TASKS >>
1) Pull out the section of the passage on letting go of a past relationship that starts at "The old relationship" and ends after "gift to yourself.", copied word for word.
2) How many lines of the listing contain the string "value"? Reply with the number only.

+++ TEXT SEGMENT

And yet that doesn’t mean you can’t let go of some of these connections. 

It is the feelings of anger or even hatred that not only prevents you from moving on, but that can weigh you down and wilt the bloom of new relationships. 

The poison from the failed relationship swirling in your mind, seeping into other areas of your life, even though they no longer have any meaningful role to play in your life.

The old relationship is a shadow of your former self. Don’t let the shadow prevent you from seeing the good that’s now in front of you. And the only way to do this is to let go. And, if possible, to be happy for them.

A gift to yourself.

Following my divorce, I felt lost. The future I’d envisioned was robbed of me. It left me emotionally beaten and cast aside. 

In many ways, I blamed her for it. And while she had been the one to stray, it often takes two to cause such a result. 

It took me a long time to realise that. To accept the role I played in our crumbling. 

Up until that awakening, I reveled in any misfortune to come upon her. Now, I didn’t wish it upon her. 

I didn’t craft a voodoo doll or consult witch doctors. There were no prayers or seances. But upon discovering of a breakup or emotional failure I’d nod, I might smile, and the idea of "what goes around comes around" bounced about the walls of my mind.

++++++
+++ DATA TO USE

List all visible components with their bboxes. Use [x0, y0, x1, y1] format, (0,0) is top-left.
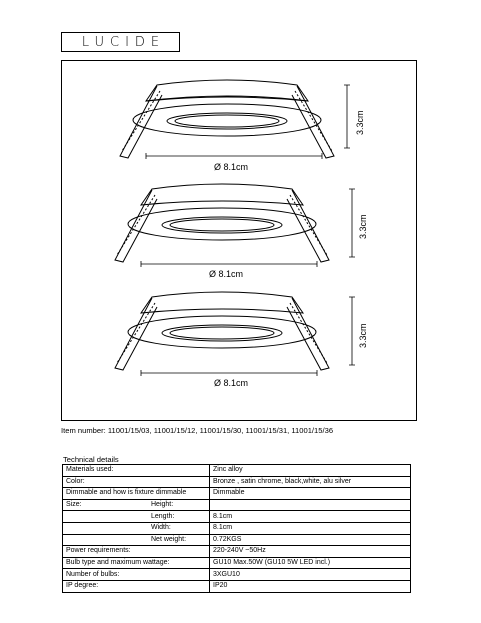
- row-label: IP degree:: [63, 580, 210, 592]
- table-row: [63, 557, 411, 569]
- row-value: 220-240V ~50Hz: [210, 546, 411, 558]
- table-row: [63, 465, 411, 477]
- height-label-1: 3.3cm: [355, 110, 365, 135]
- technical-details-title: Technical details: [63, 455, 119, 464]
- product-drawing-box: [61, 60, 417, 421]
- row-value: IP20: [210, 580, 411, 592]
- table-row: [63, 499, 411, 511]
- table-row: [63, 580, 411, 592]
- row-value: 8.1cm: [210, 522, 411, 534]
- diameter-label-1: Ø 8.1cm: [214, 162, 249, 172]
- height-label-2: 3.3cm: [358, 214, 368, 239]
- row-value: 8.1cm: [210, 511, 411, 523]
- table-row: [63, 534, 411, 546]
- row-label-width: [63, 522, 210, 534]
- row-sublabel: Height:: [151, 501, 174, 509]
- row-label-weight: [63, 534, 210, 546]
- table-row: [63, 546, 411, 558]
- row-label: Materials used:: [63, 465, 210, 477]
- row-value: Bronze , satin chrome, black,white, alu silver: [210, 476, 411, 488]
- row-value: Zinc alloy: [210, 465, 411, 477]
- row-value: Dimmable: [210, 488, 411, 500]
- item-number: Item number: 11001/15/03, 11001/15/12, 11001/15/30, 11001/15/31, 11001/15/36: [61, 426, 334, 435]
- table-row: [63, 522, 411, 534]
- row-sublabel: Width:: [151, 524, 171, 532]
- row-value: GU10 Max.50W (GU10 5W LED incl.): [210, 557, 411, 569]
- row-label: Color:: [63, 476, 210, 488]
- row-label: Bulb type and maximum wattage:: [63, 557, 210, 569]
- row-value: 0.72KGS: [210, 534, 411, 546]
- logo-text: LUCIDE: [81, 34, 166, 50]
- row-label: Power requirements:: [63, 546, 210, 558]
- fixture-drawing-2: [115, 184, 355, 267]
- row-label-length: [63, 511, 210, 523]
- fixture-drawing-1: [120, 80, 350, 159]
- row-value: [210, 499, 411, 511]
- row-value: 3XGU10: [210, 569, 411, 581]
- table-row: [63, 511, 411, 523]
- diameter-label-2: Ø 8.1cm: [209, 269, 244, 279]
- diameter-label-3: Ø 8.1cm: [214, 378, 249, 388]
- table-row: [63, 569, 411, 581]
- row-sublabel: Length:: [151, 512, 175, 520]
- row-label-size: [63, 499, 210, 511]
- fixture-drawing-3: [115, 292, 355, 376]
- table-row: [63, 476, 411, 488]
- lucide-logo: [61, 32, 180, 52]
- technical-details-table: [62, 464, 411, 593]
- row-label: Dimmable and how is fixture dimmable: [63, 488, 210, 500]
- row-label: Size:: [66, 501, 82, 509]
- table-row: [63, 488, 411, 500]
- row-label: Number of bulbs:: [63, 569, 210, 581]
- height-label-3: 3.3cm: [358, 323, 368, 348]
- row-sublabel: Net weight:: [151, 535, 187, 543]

++++++

WORKED ANSWERS >>
1)
The old relationship is a shadow of your former self. Don’t let the shadow prevent you from seeing the good that’s now in front of you. And the only way to do this is to let go. And, if possible, to be happy for them.

A gift to yourself.

2) 11